> [WHAT IS EXPECTED] Change every "x-tick-label" to "x-axis tick label" in the items, leaving everything else unchanged.

> [EXERCISE MATERIALS]
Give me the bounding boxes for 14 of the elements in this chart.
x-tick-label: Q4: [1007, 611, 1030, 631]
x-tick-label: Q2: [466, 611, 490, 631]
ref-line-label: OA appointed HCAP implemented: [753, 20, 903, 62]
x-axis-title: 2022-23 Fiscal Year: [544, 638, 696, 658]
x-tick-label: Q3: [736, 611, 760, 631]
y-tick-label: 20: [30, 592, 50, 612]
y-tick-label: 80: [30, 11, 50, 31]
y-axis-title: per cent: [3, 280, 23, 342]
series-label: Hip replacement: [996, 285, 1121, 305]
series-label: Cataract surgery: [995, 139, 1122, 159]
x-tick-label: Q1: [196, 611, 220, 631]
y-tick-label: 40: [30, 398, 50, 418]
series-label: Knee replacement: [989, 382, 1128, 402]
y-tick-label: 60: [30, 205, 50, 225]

> [EXERCISE SOLUTION]
Give me the bounding boxes for 14 of the elements in this chart.
x-axis tick label: Q4: [1007, 611, 1030, 631]
x-axis tick label: Q2: [466, 611, 490, 631]
ref-line-label: OA appointed HCAP implemented: [753, 20, 903, 62]
x-axis-title: 2022-23 Fiscal Year: [544, 638, 696, 658]
x-axis tick label: Q3: [736, 611, 760, 631]
y-tick-label: 20: [30, 592, 50, 612]
y-tick-label: 80: [30, 11, 50, 31]
y-axis-title: per cent: [3, 280, 23, 342]
series-label: Hip replacement: [996, 285, 1121, 305]
series-label: Cataract surgery: [995, 139, 1122, 159]
x-axis tick label: Q1: [196, 611, 220, 631]
y-tick-label: 40: [30, 398, 50, 418]
series-label: Knee replacement: [989, 382, 1128, 402]
y-tick-label: 60: [30, 205, 50, 225]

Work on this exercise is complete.